● Exercise aim
Copy out the listing that follows exactly, dropping every picture.

● Records for the task
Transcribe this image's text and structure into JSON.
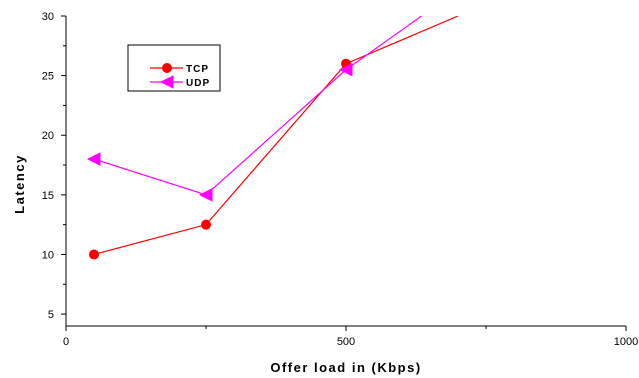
{
  "chart_data": {
    "type": "line",
    "title": "",
    "xlabel": "Offer load in (Kbps)",
    "ylabel": "Latency",
    "xlim": [
      0,
      1000
    ],
    "ylim": [
      4,
      30
    ],
    "x_ticks": [
      0,
      500,
      1000
    ],
    "x_tick_labels": [
      "0",
      "500",
      "1000"
    ],
    "y_ticks": [
      5,
      10,
      15,
      20,
      25,
      30
    ],
    "y_tick_labels": [
      "5",
      "10",
      "15",
      "20",
      "25",
      "30"
    ],
    "grid": false,
    "legend_position": "top-left",
    "series": [
      {
        "name": "TCP",
        "color": "#ff0000",
        "marker": "circle",
        "x": [
          50,
          250,
          500,
          700
        ],
        "y": [
          10,
          12.5,
          26,
          30
        ]
      },
      {
        "name": "UDP",
        "color": "#ff00ff",
        "marker": "triangle-left",
        "x": [
          50,
          250,
          500,
          635
        ],
        "y": [
          18,
          15,
          25.5,
          30
        ]
      }
    ]
  }
}
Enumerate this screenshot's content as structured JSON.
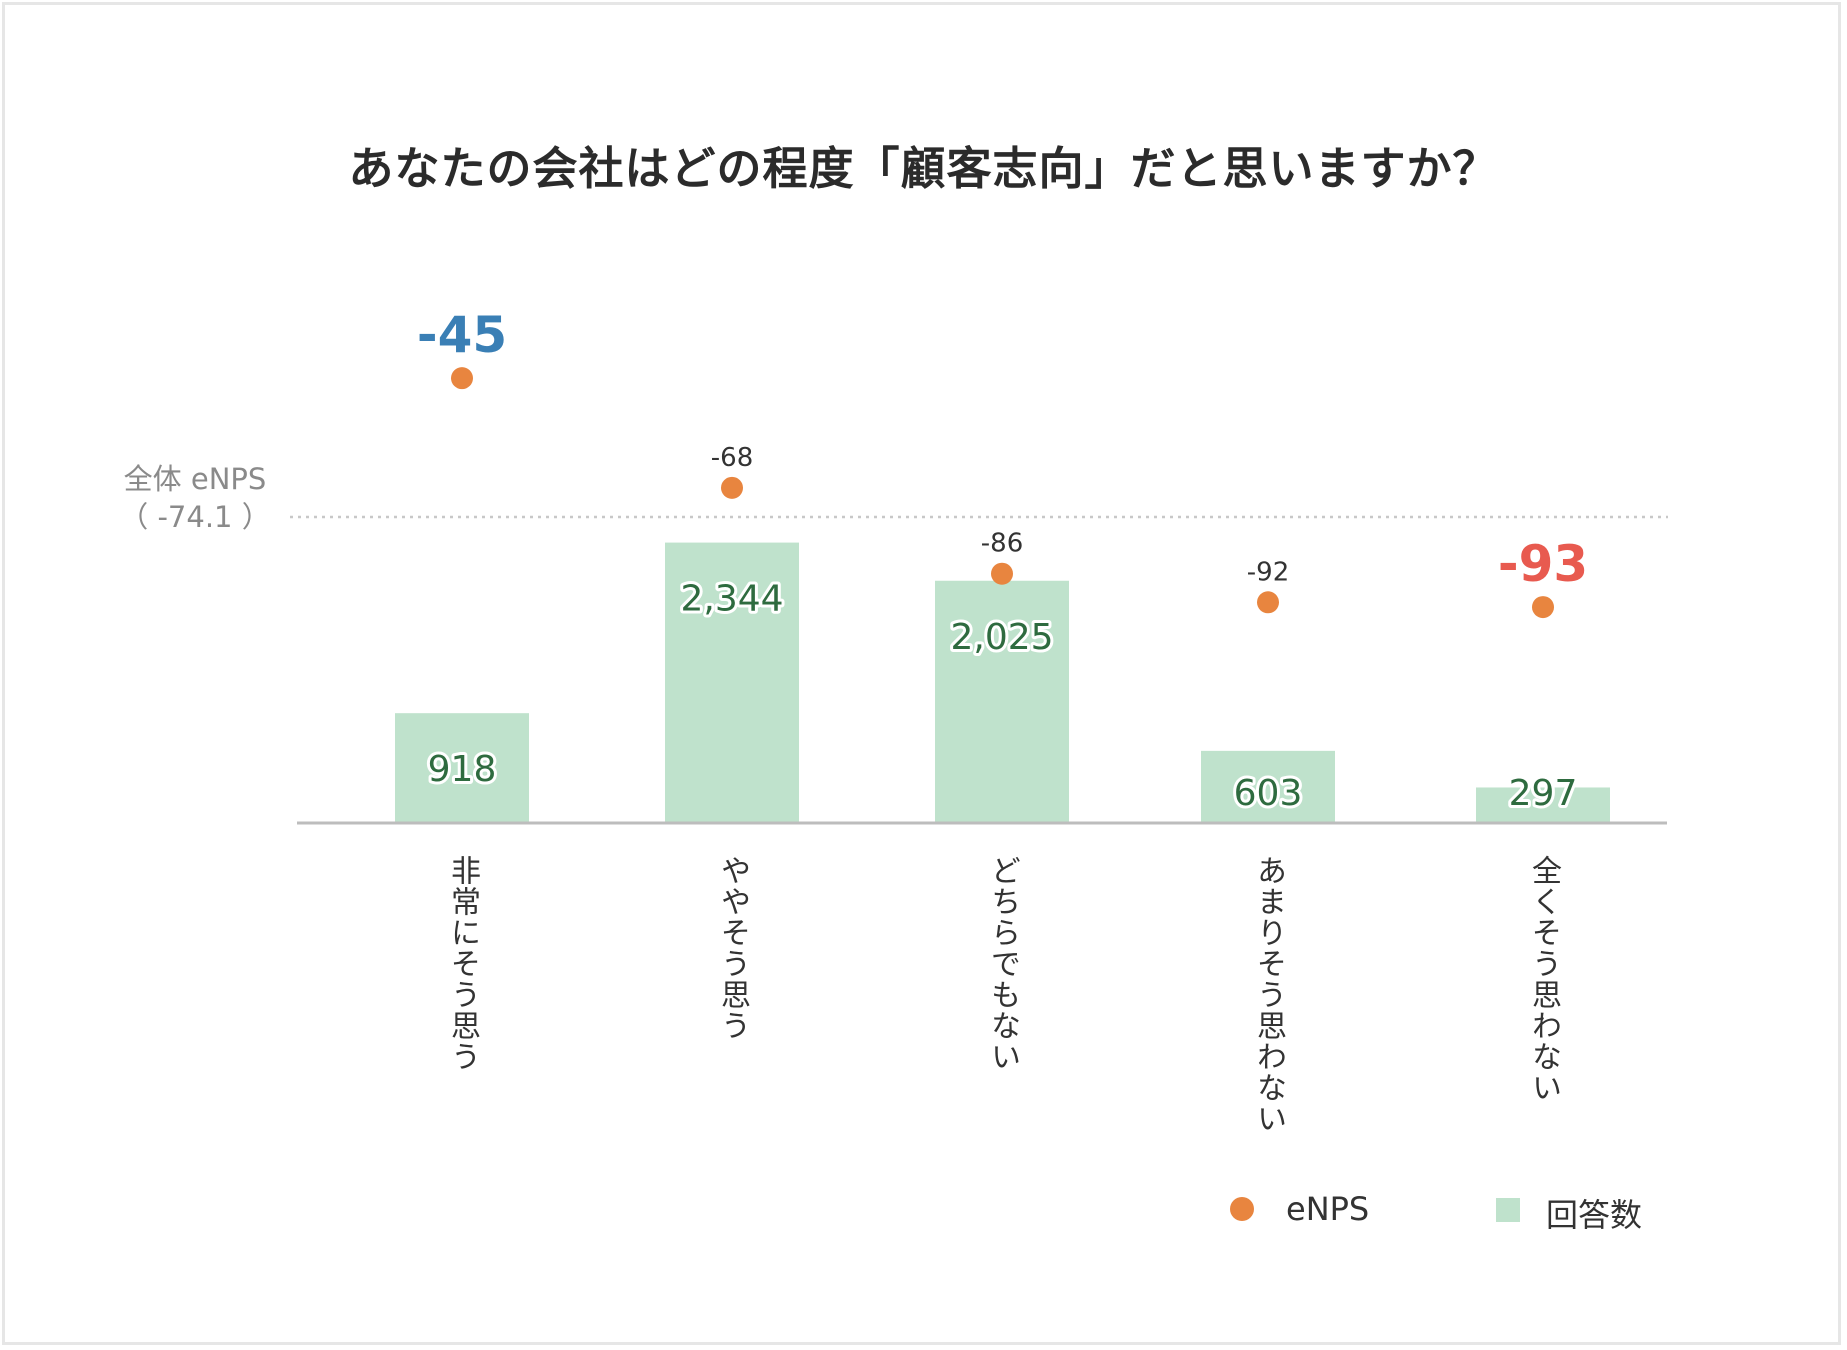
{
  "title": "あなたの会社はどの程度「顧客志向」だと思いますか？",
  "chart_data": {
    "type": "bar",
    "title": "あなたの会社はどの程度「顧客志向」だと思いますか？",
    "categories": [
      "非常にそう思う",
      "ややそう思う",
      "どちらでもない",
      "あまりそう思わない",
      "全くそう思わない"
    ],
    "series": [
      {
        "name": "回答数",
        "type": "bar",
        "color": "#bfe2cc",
        "values": [
          918,
          2344,
          2025,
          603,
          297
        ],
        "labels": [
          "918",
          "2,344",
          "2,025",
          "603",
          "297"
        ]
      },
      {
        "name": "eNPS",
        "type": "scatter",
        "color": "#e8853f",
        "values": [
          -45,
          -68,
          -86,
          -92,
          -93
        ],
        "labels": [
          "-45",
          "-68",
          "-86",
          "-92",
          "-93"
        ]
      }
    ],
    "reference_line": {
      "label": "全体 eNPS",
      "value_label": "（ -74.1 ）",
      "value": -74.1
    },
    "highlight_colors": {
      "max": "#3a7fb5",
      "min": "#e85a4f"
    },
    "bar_ylim": [
      0,
      2700
    ],
    "enps_ylim": [
      -102,
      -37
    ],
    "legend": [
      {
        "label": "eNPS",
        "marker": "circle",
        "color": "#e8853f"
      },
      {
        "label": "回答数",
        "marker": "square",
        "color": "#bfe2cc"
      }
    ],
    "legend_position": "bottom-right",
    "grid": false
  }
}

● Result for this task
Transcribe this image's text and structure into JSON.
{
  "chart_data": {
    "type": "line",
    "title": "",
    "xlabel": "Offer load in (Kbps)",
    "ylabel": "Latency",
    "xlim": [
      0,
      1000
    ],
    "ylim": [
      4,
      30
    ],
    "x_ticks": [
      0,
      500,
      1000
    ],
    "x_tick_labels": [
      "0",
      "500",
      "1000"
    ],
    "y_ticks": [
      5,
      10,
      15,
      20,
      25,
      30
    ],
    "y_tick_labels": [
      "5",
      "10",
      "15",
      "20",
      "25",
      "30"
    ],
    "grid": false,
    "legend_position": "top-left",
    "series": [
      {
        "name": "TCP",
        "color": "#ff0000",
        "marker": "circle",
        "x": [
          50,
          250,
          500,
          700
        ],
        "y": [
          10,
          12.5,
          26,
          30
        ]
      },
      {
        "name": "UDP",
        "color": "#ff00ff",
        "marker": "triangle-left",
        "x": [
          50,
          250,
          500,
          635
        ],
        "y": [
          18,
          15,
          25.5,
          30
        ]
      }
    ]
  }
}
Enumerate this screenshot's content as structured JSON.
{
  "title": "あなたの会社はどの程度「顧客志向」だと思いますか？",
  "chart_data": {
    "type": "bar",
    "title": "あなたの会社はどの程度「顧客志向」だと思いますか？",
    "categories": [
      "非常にそう思う",
      "ややそう思う",
      "どちらでもない",
      "あまりそう思わない",
      "全くそう思わない"
    ],
    "series": [
      {
        "name": "回答数",
        "type": "bar",
        "color": "#bfe2cc",
        "values": [
          918,
          2344,
          2025,
          603,
          297
        ],
        "labels": [
          "918",
          "2,344",
          "2,025",
          "603",
          "297"
        ]
      },
      {
        "name": "eNPS",
        "type": "scatter",
        "color": "#e8853f",
        "values": [
          -45,
          -68,
          -86,
          -92,
          -93
        ],
        "labels": [
          "-45",
          "-68",
          "-86",
          "-92",
          "-93"
        ]
      }
    ],
    "reference_line": {
      "label": "全体 eNPS",
      "value_label": "（ -74.1 ）",
      "value": -74.1
    },
    "highlight_colors": {
      "max": "#3a7fb5",
      "min": "#e85a4f"
    },
    "bar_ylim": [
      0,
      2700
    ],
    "enps_ylim": [
      -102,
      -37
    ],
    "legend": [
      {
        "label": "eNPS",
        "marker": "circle",
        "color": "#e8853f"
      },
      {
        "label": "回答数",
        "marker": "square",
        "color": "#bfe2cc"
      }
    ],
    "legend_position": "bottom-right",
    "grid": false
  }
}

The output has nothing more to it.